● Directions for this task
Using the data below, gather each line that includes the word "photo".

○ ○ ○ ○

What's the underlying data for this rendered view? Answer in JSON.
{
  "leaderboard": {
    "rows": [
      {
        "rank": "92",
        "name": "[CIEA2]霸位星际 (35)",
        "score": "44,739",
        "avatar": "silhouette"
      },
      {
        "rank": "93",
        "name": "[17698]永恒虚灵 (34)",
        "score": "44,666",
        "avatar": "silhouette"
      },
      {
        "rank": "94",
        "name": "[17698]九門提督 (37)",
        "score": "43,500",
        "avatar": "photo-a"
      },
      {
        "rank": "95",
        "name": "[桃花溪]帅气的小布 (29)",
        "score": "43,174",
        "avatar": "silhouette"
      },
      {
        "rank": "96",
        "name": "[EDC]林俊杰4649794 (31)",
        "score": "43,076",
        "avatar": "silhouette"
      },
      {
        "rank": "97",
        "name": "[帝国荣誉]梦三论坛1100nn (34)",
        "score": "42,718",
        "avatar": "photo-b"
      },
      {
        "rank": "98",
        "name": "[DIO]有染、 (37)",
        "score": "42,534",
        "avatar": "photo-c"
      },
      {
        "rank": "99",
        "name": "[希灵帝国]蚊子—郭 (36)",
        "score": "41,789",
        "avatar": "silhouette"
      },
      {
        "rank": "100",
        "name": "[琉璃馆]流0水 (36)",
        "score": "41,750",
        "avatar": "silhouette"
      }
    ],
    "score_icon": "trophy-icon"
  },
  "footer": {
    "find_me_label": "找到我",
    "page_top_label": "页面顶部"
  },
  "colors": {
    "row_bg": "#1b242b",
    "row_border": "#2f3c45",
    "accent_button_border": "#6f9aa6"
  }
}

○ ○ ○ ○

● Expected answer
        "avatar": "photo-a"
        "avatar": "photo-b"
        "avatar": "photo-c"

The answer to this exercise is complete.